> Given exercise:
In the entries below, find the lines with the word "Detection" and copy them.

> Excerpted records:
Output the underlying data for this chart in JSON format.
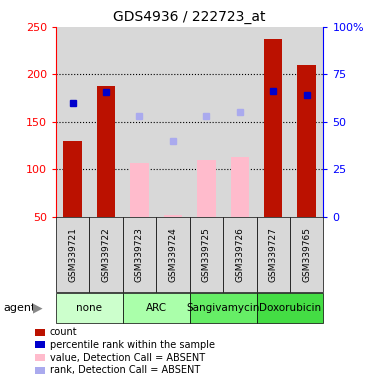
{
  "title": "GDS4936 / 222723_at",
  "samples": [
    "GSM339721",
    "GSM339722",
    "GSM339723",
    "GSM339724",
    "GSM339725",
    "GSM339726",
    "GSM339727",
    "GSM339765"
  ],
  "agents": [
    {
      "label": "none",
      "color": "#ccffcc",
      "samples": [
        0,
        1
      ]
    },
    {
      "label": "ARC",
      "color": "#aaffaa",
      "samples": [
        2,
        3
      ]
    },
    {
      "label": "Sangivamycin",
      "color": "#66ee66",
      "samples": [
        4,
        5
      ]
    },
    {
      "label": "Doxorubicin",
      "color": "#44dd44",
      "samples": [
        6,
        7
      ]
    }
  ],
  "bar_values": [
    130,
    188,
    null,
    null,
    null,
    null,
    237,
    210
  ],
  "bar_absent_values": [
    null,
    null,
    107,
    52,
    110,
    113,
    null,
    null
  ],
  "bar_color_present": "#bb1100",
  "bar_color_absent": "#ffbbcc",
  "percentile_rank_present": [
    170,
    181,
    null,
    null,
    null,
    null,
    183,
    178
  ],
  "percentile_rank_absent": [
    null,
    null,
    156,
    130,
    156,
    160,
    null,
    null
  ],
  "dot_color_present": "#0000cc",
  "dot_color_absent": "#aaaaee",
  "ylim": [
    50,
    250
  ],
  "yticks": [
    50,
    100,
    150,
    200,
    250
  ],
  "y2lim": [
    0,
    100
  ],
  "y2ticks": [
    0,
    25,
    50,
    75,
    100
  ],
  "grid_values": [
    100,
    150,
    200
  ],
  "col_bg": "#d8d8d8",
  "legend_items": [
    {
      "label": "count",
      "color": "#bb1100"
    },
    {
      "label": "percentile rank within the sample",
      "color": "#0000cc"
    },
    {
      "label": "value, Detection Call = ABSENT",
      "color": "#ffbbcc"
    },
    {
      "label": "rank, Detection Call = ABSENT",
      "color": "#aaaaee"
    }
  ]
}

> Correct response:
      "label": "value, Detection Call = ABSENT",
      "label": "rank, Detection Call = ABSENT",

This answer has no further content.